Given task:
Please count the lines in the listing below where the word "délégation" appears. Give the number only.

----- Exercise data

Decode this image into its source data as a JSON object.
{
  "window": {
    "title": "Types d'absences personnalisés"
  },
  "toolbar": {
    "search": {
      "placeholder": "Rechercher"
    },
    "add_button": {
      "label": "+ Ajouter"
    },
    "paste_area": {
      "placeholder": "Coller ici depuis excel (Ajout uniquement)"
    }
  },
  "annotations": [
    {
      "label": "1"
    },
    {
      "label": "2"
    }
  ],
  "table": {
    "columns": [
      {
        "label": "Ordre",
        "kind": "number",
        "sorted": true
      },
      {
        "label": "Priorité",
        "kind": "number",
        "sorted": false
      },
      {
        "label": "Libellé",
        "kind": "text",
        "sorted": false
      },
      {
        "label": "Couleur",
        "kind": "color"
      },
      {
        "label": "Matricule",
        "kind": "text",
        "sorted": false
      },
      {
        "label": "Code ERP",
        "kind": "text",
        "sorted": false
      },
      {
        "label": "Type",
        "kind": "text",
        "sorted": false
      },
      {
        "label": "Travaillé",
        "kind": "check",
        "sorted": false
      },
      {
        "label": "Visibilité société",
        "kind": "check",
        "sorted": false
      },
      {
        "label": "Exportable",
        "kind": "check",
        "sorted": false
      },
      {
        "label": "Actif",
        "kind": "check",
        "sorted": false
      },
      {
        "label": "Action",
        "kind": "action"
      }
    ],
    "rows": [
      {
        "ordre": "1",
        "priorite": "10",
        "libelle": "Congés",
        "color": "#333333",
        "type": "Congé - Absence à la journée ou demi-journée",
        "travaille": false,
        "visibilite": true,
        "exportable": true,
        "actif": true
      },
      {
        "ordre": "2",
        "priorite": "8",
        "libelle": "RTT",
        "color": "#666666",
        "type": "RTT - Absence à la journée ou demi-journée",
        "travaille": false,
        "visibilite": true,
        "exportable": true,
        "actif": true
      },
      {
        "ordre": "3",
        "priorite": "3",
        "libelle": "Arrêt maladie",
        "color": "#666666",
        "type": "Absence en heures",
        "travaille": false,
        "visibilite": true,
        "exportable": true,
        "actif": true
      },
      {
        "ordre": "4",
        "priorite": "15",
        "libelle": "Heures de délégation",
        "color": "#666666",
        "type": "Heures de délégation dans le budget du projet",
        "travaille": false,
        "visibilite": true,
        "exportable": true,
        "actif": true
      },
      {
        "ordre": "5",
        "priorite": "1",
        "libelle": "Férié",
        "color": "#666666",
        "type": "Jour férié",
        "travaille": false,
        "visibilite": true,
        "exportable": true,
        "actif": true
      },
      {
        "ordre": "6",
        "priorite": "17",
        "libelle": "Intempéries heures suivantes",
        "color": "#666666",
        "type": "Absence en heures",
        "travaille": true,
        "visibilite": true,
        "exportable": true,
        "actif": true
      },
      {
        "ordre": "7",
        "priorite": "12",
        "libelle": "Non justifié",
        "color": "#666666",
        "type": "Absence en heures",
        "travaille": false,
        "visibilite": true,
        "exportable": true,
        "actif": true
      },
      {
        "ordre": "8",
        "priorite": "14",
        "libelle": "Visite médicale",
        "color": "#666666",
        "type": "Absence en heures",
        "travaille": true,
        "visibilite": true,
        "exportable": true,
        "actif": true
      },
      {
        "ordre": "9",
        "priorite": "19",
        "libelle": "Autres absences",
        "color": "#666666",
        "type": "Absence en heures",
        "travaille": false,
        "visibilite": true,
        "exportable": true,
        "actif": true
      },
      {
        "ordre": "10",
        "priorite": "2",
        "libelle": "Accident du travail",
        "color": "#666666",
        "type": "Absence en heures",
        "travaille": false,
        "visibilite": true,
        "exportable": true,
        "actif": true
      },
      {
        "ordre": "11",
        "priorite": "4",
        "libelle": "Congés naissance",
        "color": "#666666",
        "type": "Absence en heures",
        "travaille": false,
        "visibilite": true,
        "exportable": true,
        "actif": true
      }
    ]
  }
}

----------

Complete output:
2